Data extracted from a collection

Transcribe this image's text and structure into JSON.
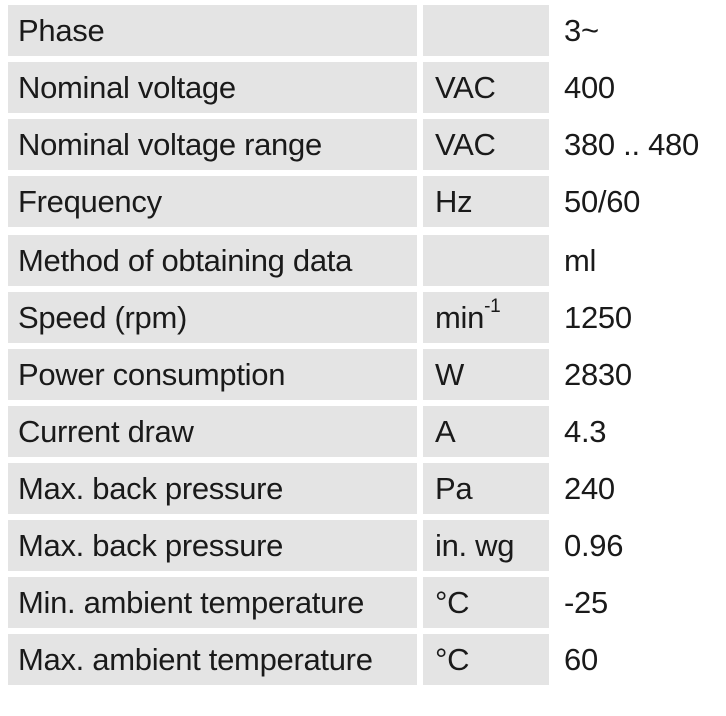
{
  "groups": [
    {
      "rows": [
        {
          "name": "Phase",
          "unit": "",
          "value": "3~"
        },
        {
          "name": "Nominal voltage",
          "unit": "VAC",
          "value": "400"
        },
        {
          "name": "Nominal voltage range",
          "unit": "VAC",
          "value": "380 .. 480"
        },
        {
          "name": "Frequency",
          "unit": "Hz",
          "value": "50/60"
        }
      ]
    },
    {
      "rows": [
        {
          "name": "Method of obtaining data",
          "unit": "",
          "value": "ml"
        },
        {
          "name": "Speed (rpm)",
          "unit": "min",
          "unit_sup": "-1",
          "value": "1250"
        },
        {
          "name": "Power consumption",
          "unit": "W",
          "value": "2830"
        },
        {
          "name": "Current draw",
          "unit": "A",
          "value": "4.3"
        },
        {
          "name": "Max. back pressure",
          "unit": "Pa",
          "value": "240"
        },
        {
          "name": "Max. back pressure",
          "unit": "in. wg",
          "value": "0.96"
        },
        {
          "name": "Min. ambient temperature",
          "unit": "°C",
          "value": "-25"
        },
        {
          "name": "Max. ambient temperature",
          "unit": "°C",
          "value": "60"
        }
      ]
    }
  ]
}
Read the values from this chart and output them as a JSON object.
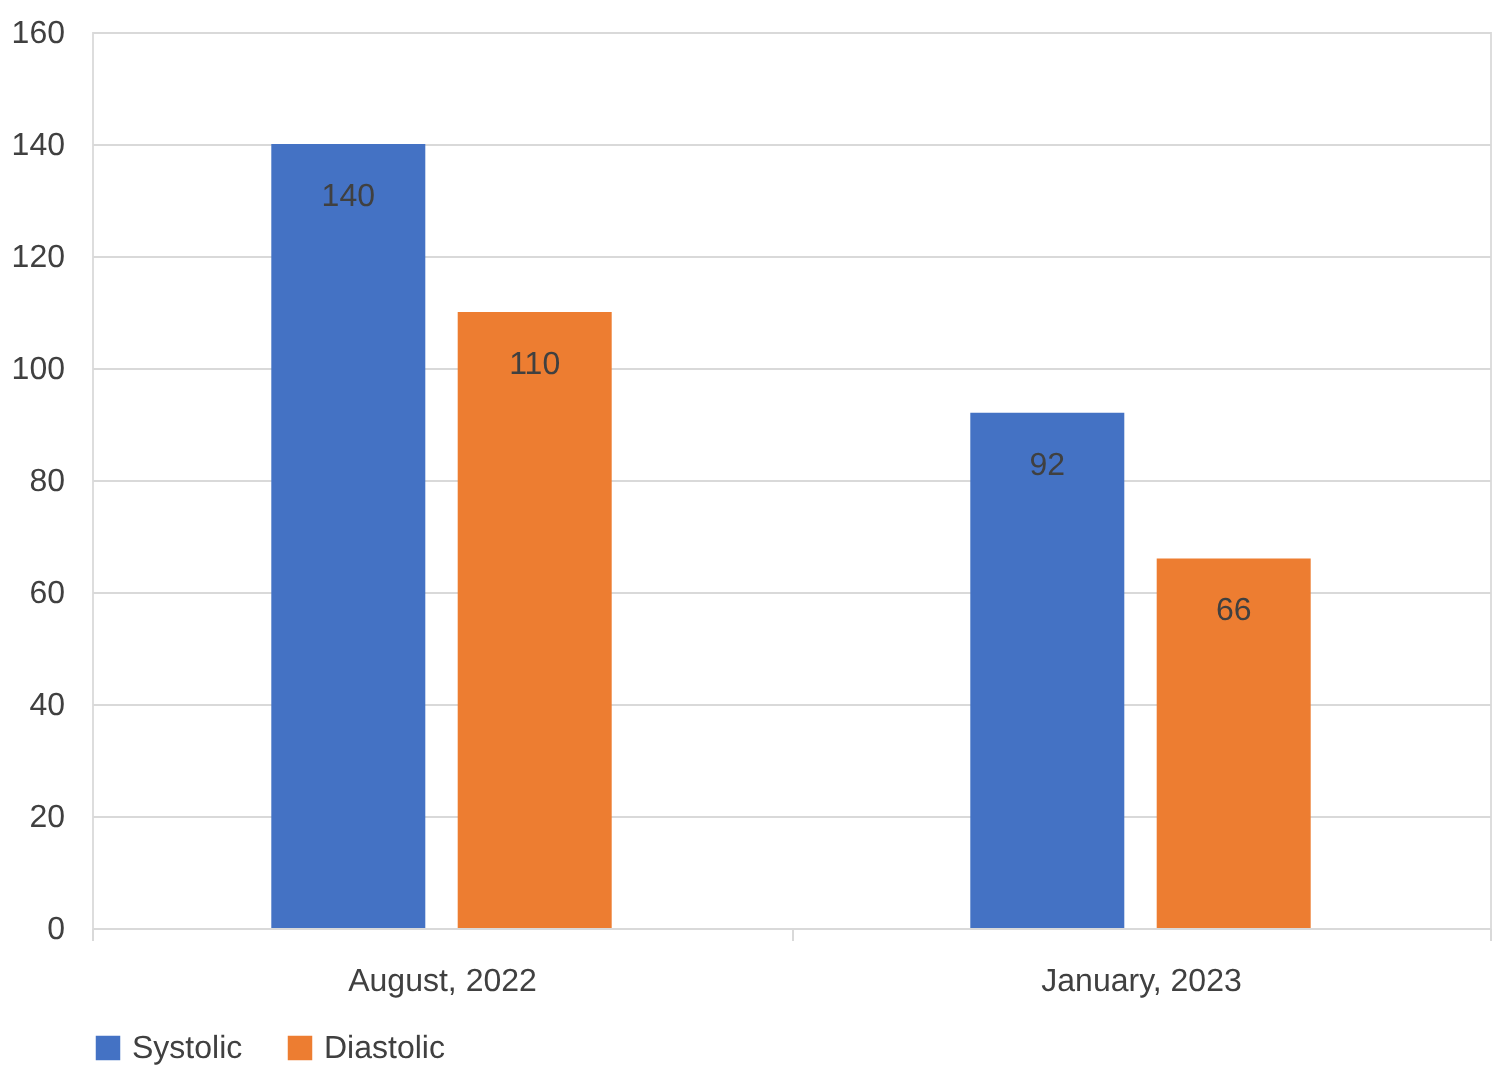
{
  "chart_data": {
    "type": "bar",
    "categories": [
      "August, 2022",
      "January, 2023"
    ],
    "series": [
      {
        "name": "Systolic",
        "color": "#4472c4",
        "values": [
          140,
          92
        ]
      },
      {
        "name": "Diastolic",
        "color": "#ed7d31",
        "values": [
          110,
          66
        ]
      }
    ],
    "ylim": [
      0,
      160
    ],
    "yticks": [
      0,
      20,
      40,
      60,
      80,
      100,
      120,
      140,
      160
    ],
    "grid": "y",
    "legend": "bottom",
    "data_labels": true
  }
}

• Short problem: Output every entry word for word, but omit the pictures.

• Full output:
Transcribe this image's text and structure into JSON.
{
  "groups": [
    {
      "rows": [
        {
          "name": "Phase",
          "unit": "",
          "value": "3~"
        },
        {
          "name": "Nominal voltage",
          "unit": "VAC",
          "value": "400"
        },
        {
          "name": "Nominal voltage range",
          "unit": "VAC",
          "value": "380 .. 480"
        },
        {
          "name": "Frequency",
          "unit": "Hz",
          "value": "50/60"
        }
      ]
    },
    {
      "rows": [
        {
          "name": "Method of obtaining data",
          "unit": "",
          "value": "ml"
        },
        {
          "name": "Speed (rpm)",
          "unit": "min",
          "unit_sup": "-1",
          "value": "1250"
        },
        {
          "name": "Power consumption",
          "unit": "W",
          "value": "2830"
        },
        {
          "name": "Current draw",
          "unit": "A",
          "value": "4.3"
        },
        {
          "name": "Max. back pressure",
          "unit": "Pa",
          "value": "240"
        },
        {
          "name": "Max. back pressure",
          "unit": "in. wg",
          "value": "0.96"
        },
        {
          "name": "Min. ambient temperature",
          "unit": "°C",
          "value": "-25"
        },
        {
          "name": "Max. ambient temperature",
          "unit": "°C",
          "value": "60"
        }
      ]
    }
  ]
}
Read the values from this chart and output them as a JSON object.
{
  "chart_data": {
    "type": "bar",
    "categories": [
      "August, 2022",
      "January, 2023"
    ],
    "series": [
      {
        "name": "Systolic",
        "color": "#4472c4",
        "values": [
          140,
          92
        ]
      },
      {
        "name": "Diastolic",
        "color": "#ed7d31",
        "values": [
          110,
          66
        ]
      }
    ],
    "ylim": [
      0,
      160
    ],
    "yticks": [
      0,
      20,
      40,
      60,
      80,
      100,
      120,
      140,
      160
    ],
    "grid": "y",
    "legend": "bottom",
    "data_labels": true
  }
}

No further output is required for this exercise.